• BRIEF
Return every line of the data below that includes the string "this".
--- Start INFORMATION GIVEN ---
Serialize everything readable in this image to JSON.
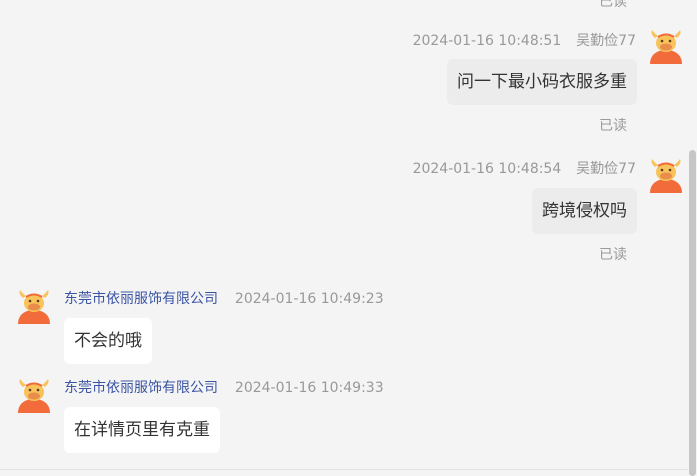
{
  "top_partial": {
    "read_label": "已读"
  },
  "messages": [
    {
      "direction": "out",
      "time": "2024-01-16 10:48:51",
      "sender": "吴勤俭77",
      "text": "问一下最小码衣服多重",
      "status": "已读"
    },
    {
      "direction": "out",
      "time": "2024-01-16 10:48:54",
      "sender": "吴勤俭77",
      "text": "跨境侵权吗",
      "status": "已读"
    },
    {
      "direction": "in",
      "sender": "东莞市依丽服饰有限公司",
      "time": "2024-01-16 10:49:23",
      "text": "不会的哦"
    },
    {
      "direction": "in",
      "sender": "东莞市依丽服饰有限公司",
      "time": "2024-01-16 10:49:33",
      "text": "在详情页里有克重"
    }
  ],
  "avatar_icon": "cartoon-cow-avatar-icon",
  "colors": {
    "background": "#f4f4f5",
    "outgoing_bubble": "#ececec",
    "incoming_bubble": "#ffffff",
    "company_name": "#3a54a4",
    "meta_text": "#999999",
    "avatar_orange": "#f26b3a",
    "avatar_yellow": "#f7c35a"
  }
}
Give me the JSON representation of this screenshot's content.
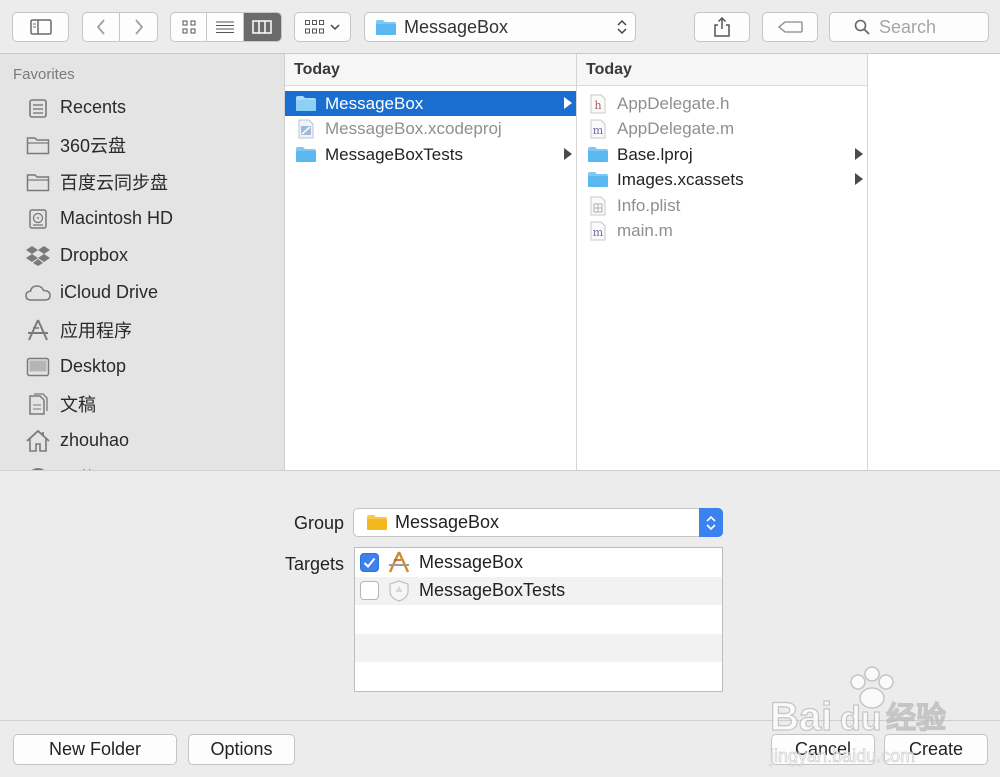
{
  "toolbar": {
    "location_label": "MessageBox",
    "search_placeholder": "Search"
  },
  "sidebar": {
    "heading": "Favorites",
    "items": [
      {
        "label": "Recents",
        "icon": "recents-icon"
      },
      {
        "label": "360云盘",
        "icon": "folder-icon"
      },
      {
        "label": "百度云同步盘",
        "icon": "folder-icon"
      },
      {
        "label": "Macintosh HD",
        "icon": "hard-drive-icon"
      },
      {
        "label": "Dropbox",
        "icon": "dropbox-icon"
      },
      {
        "label": "iCloud Drive",
        "icon": "cloud-icon"
      },
      {
        "label": "应用程序",
        "icon": "applications-icon"
      },
      {
        "label": "Desktop",
        "icon": "desktop-icon"
      },
      {
        "label": "文稿",
        "icon": "documents-icon"
      },
      {
        "label": "zhouhao",
        "icon": "home-icon"
      },
      {
        "label": "下载",
        "icon": "downloads-icon"
      }
    ]
  },
  "columns": [
    {
      "header": "Today",
      "items": [
        {
          "name": "MessageBox",
          "icon": "folder-icon",
          "selected": true,
          "has_children": true,
          "dimmed": false
        },
        {
          "name": "MessageBox.xcodeproj",
          "icon": "xcodeproj-icon",
          "selected": false,
          "has_children": false,
          "dimmed": true
        },
        {
          "name": "MessageBoxTests",
          "icon": "folder-icon",
          "selected": false,
          "has_children": true,
          "dimmed": false
        }
      ]
    },
    {
      "header": "Today",
      "items": [
        {
          "name": "AppDelegate.h",
          "icon": "header-file-icon",
          "selected": false,
          "has_children": false,
          "dimmed": true
        },
        {
          "name": "AppDelegate.m",
          "icon": "m-file-icon",
          "selected": false,
          "has_children": false,
          "dimmed": true
        },
        {
          "name": "Base.lproj",
          "icon": "folder-icon",
          "selected": false,
          "has_children": true,
          "dimmed": false
        },
        {
          "name": "Images.xcassets",
          "icon": "folder-icon",
          "selected": false,
          "has_children": true,
          "dimmed": false
        },
        {
          "name": "Info.plist",
          "icon": "plist-file-icon",
          "selected": false,
          "has_children": false,
          "dimmed": true
        },
        {
          "name": "main.m",
          "icon": "m-file-icon",
          "selected": false,
          "has_children": false,
          "dimmed": true
        }
      ]
    }
  ],
  "options": {
    "group_label": "Group",
    "group_value": "MessageBox",
    "targets_label": "Targets",
    "targets": [
      {
        "name": "MessageBox",
        "checked": true,
        "icon": "app-target-icon"
      },
      {
        "name": "MessageBoxTests",
        "checked": false,
        "icon": "test-target-icon"
      }
    ]
  },
  "buttons": {
    "new_folder": "New Folder",
    "options": "Options",
    "cancel": "Cancel",
    "create": "Create"
  },
  "colors": {
    "selection": "#1a6ecf",
    "accent": "#3b82f0",
    "folder": "#7ec8f5"
  }
}
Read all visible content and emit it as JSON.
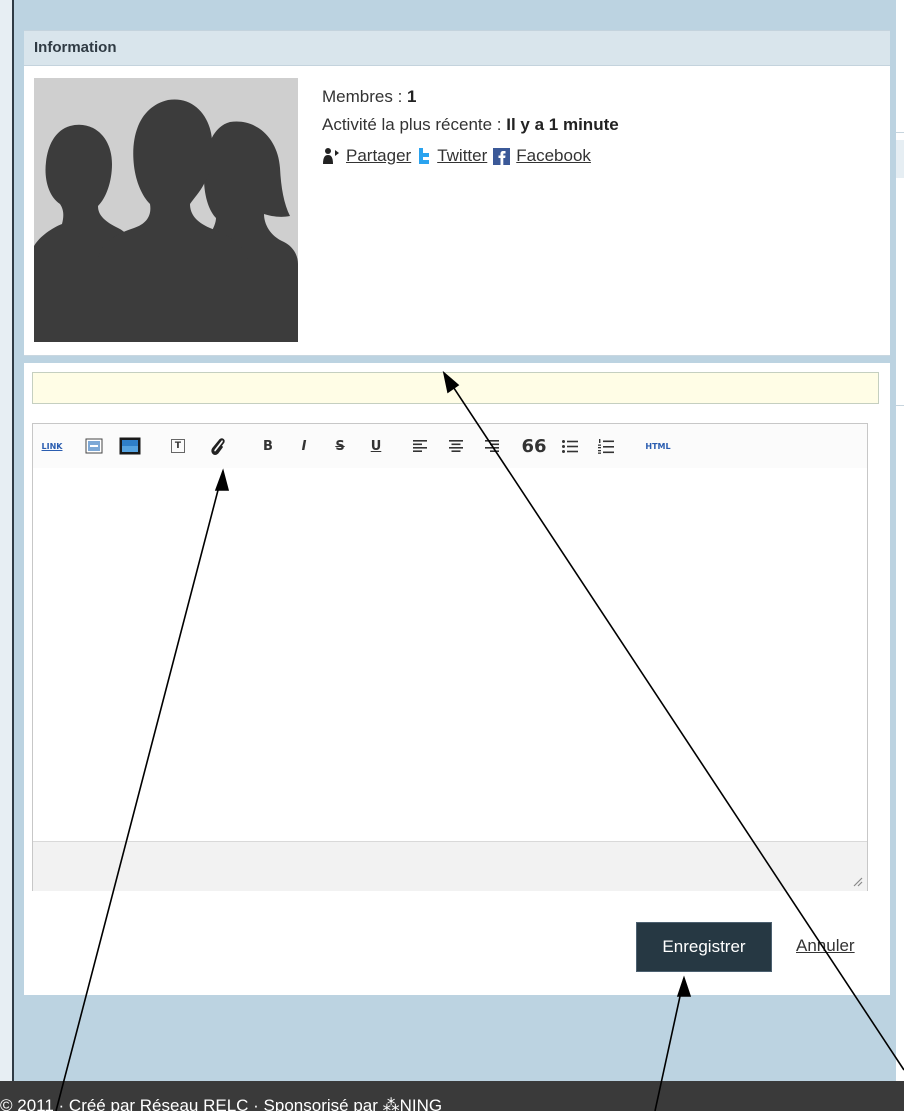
{
  "info_card": {
    "title": "Information",
    "members_label": "Membres : ",
    "members_value": "1",
    "activity_label": "Activité la plus récente : ",
    "activity_value": "Il y a 1 minute",
    "share": {
      "partager": "Partager",
      "twitter": "Twitter",
      "facebook": "Facebook"
    }
  },
  "editor": {
    "title_value": "",
    "toolbar": {
      "link": "LINK",
      "bold": "B",
      "italic": "I",
      "strike": "S",
      "underline": "U",
      "quote": "66",
      "text_box": "T",
      "html": "HTML"
    }
  },
  "actions": {
    "save_label": "Enregistrer",
    "cancel_label": "Annuler"
  },
  "footer": {
    "text": "© 2011 · Créé par Réseau RELC · Sponsorisé par ⁂NING"
  },
  "colors": {
    "page_background": "#bcd3e1",
    "card_header": "#d9e5ec",
    "title_input_bg": "#fffde6",
    "save_button": "#263843",
    "footer_bg": "#3a3a3a",
    "avatar_silhouette": "#3c3c3c"
  }
}
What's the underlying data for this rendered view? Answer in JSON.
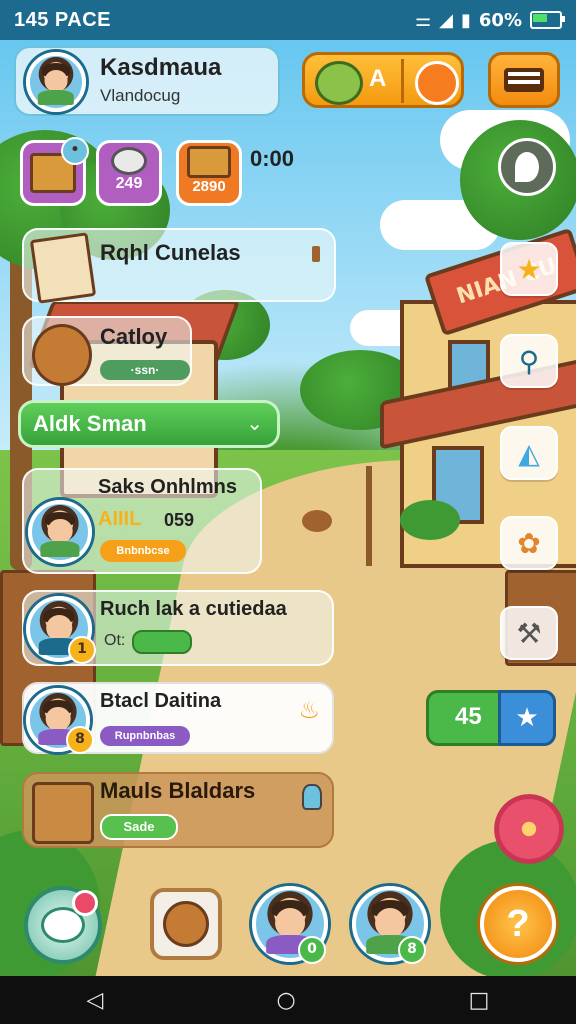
{
  "status_bar": {
    "time": "145 PACE",
    "battery_text": "60%",
    "battery_level": 0.6
  },
  "profile": {
    "name": "Kasdmaua",
    "subtitle": "Vlandocug"
  },
  "header_actions": {
    "currency_label": "A"
  },
  "quick_items": [
    {
      "icon": "crate-icon",
      "value": ""
    },
    {
      "icon": "gem-icon",
      "value": "249"
    },
    {
      "icon": "tool-crate-icon",
      "value": "2890"
    }
  ],
  "timer": "0:00",
  "tasks": {
    "header_title": "Rqhl Cunelas",
    "item1": {
      "title": "Catloy",
      "tag": "·ssn·"
    },
    "dropdown_label": "Aldk Sman",
    "item2": {
      "title": "Saks Onhlmns",
      "stat_label": "AIIIL",
      "stat_value": "059",
      "tag": "Bnbnbcse"
    },
    "item3": {
      "title": "Ruch lak a cutiedaa",
      "stat_label": "Ot:",
      "badge": "1"
    },
    "item4": {
      "title": "Btacl Daitina",
      "tag": "Rupnbnbas",
      "badge": "8"
    },
    "item5": {
      "title": "Mauls Blaldars",
      "tag": "Sade"
    }
  },
  "score_box": {
    "value": "45"
  },
  "shop_sign": "NIAN CU",
  "bottom_bar": {
    "badge1": "0",
    "badge2": "8",
    "help": "?"
  },
  "colors": {
    "accent_orange": "#f6a019",
    "accent_green": "#4bb84a",
    "panel_blue": "#1d6b8c"
  }
}
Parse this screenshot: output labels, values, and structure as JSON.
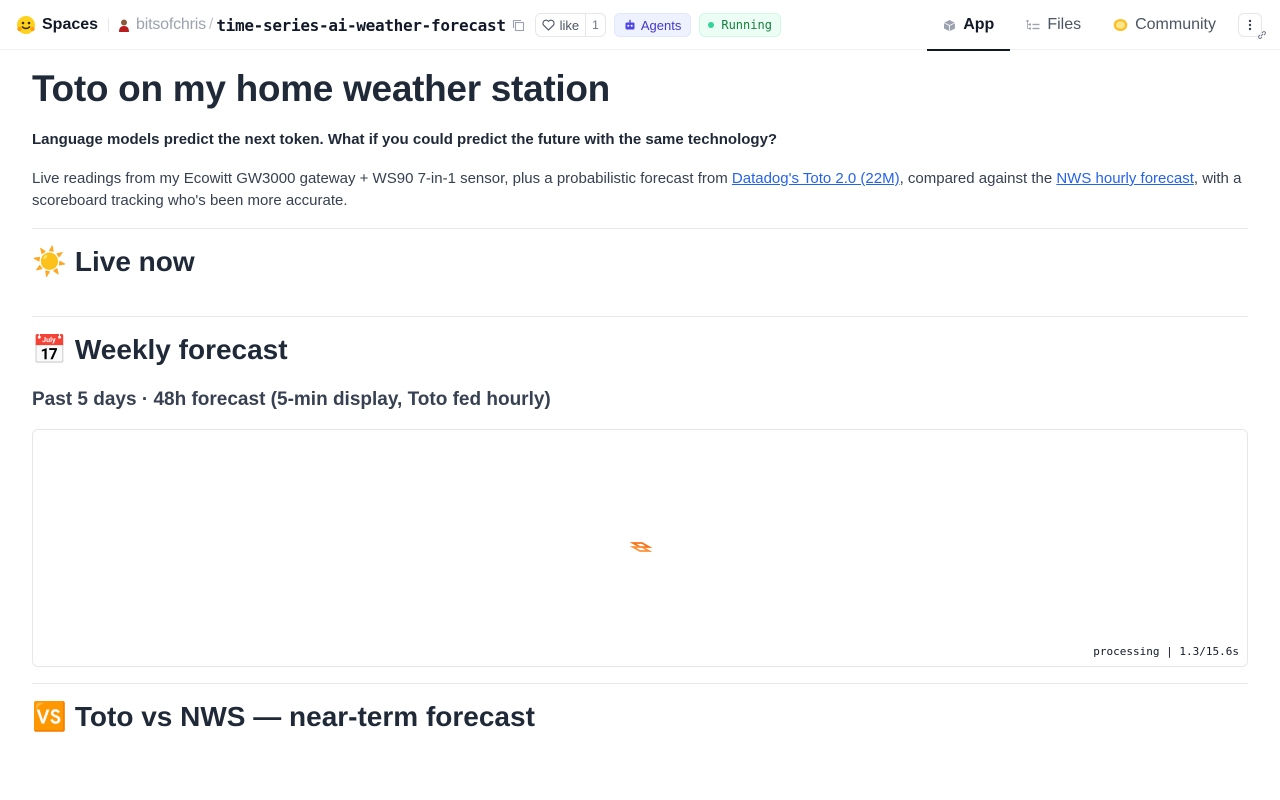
{
  "header": {
    "brand": "Spaces",
    "user": "bitsofchris",
    "separator": "/",
    "repo": "time-series-ai-weather-forecast",
    "like_label": "like",
    "like_count": "1",
    "agents_label": "Agents",
    "status": "Running",
    "tabs": [
      {
        "label": "App",
        "icon": "cube-icon",
        "active": true
      },
      {
        "label": "Files",
        "icon": "files-icon",
        "active": false
      },
      {
        "label": "Community",
        "icon": "community-icon",
        "active": false
      }
    ]
  },
  "page": {
    "title": "Toto on my home weather station",
    "tagline": "Language models predict the next token. What if you could predict the future with the same technology?",
    "intro": {
      "part1": "Live readings from my Ecowitt GW3000 gateway + WS90 7-in-1 sensor, plus a probabilistic forecast from ",
      "link1": "Datadog's Toto 2.0 (22M)",
      "part2": ", compared against the ",
      "link2": "NWS hourly forecast",
      "part3": ", with a scoreboard tracking who's been more accurate."
    }
  },
  "sections": {
    "live": {
      "emoji": "☀️",
      "title": "Live now"
    },
    "weekly": {
      "emoji": "📅",
      "title": "Weekly forecast",
      "subtitle": "Past 5 days · 48h forecast (5-min display, Toto fed hourly)",
      "status": "processing | 1.3/15.6s"
    },
    "vs": {
      "emoji": "🆚",
      "title": "Toto vs NWS — near-term forecast"
    }
  },
  "colors": {
    "accent_orange": "#f97316",
    "link": "#2563eb",
    "running_green": "#15803d",
    "agents_indigo": "#4338ca"
  }
}
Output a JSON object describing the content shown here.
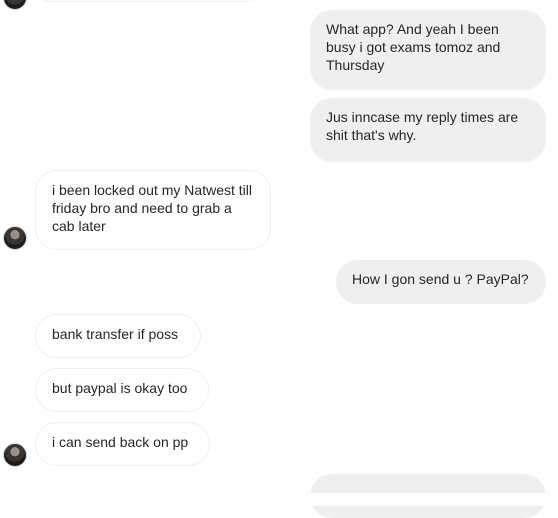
{
  "messages": {
    "out_1": "What app? And yeah I been busy i got exams tomoz and Thursday",
    "out_2": "Jus inncase my reply times are shit that's why.",
    "in_1": "i been locked out my Natwest till friday bro and need to grab a cab later",
    "out_3": "How I gon send u ? PayPal?",
    "in_2": "bank transfer if poss",
    "in_3": "but paypal is okay too",
    "in_4": "i can send back on pp",
    "out_4": ""
  },
  "colors": {
    "outgoing_bubble": "#efefef",
    "incoming_border": "#efefef",
    "text": "#262626"
  }
}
--- End INFORMATION GIVEN ---
• REPLY TO THE EXERCISE
Serialize everything readable in this image to JSON.
Give me the JSON representation of this screenshot's content.
What's the underlying data for this rendered view? Answer in JSON.
Parse this screenshot: output labels, values, and structure as JSON.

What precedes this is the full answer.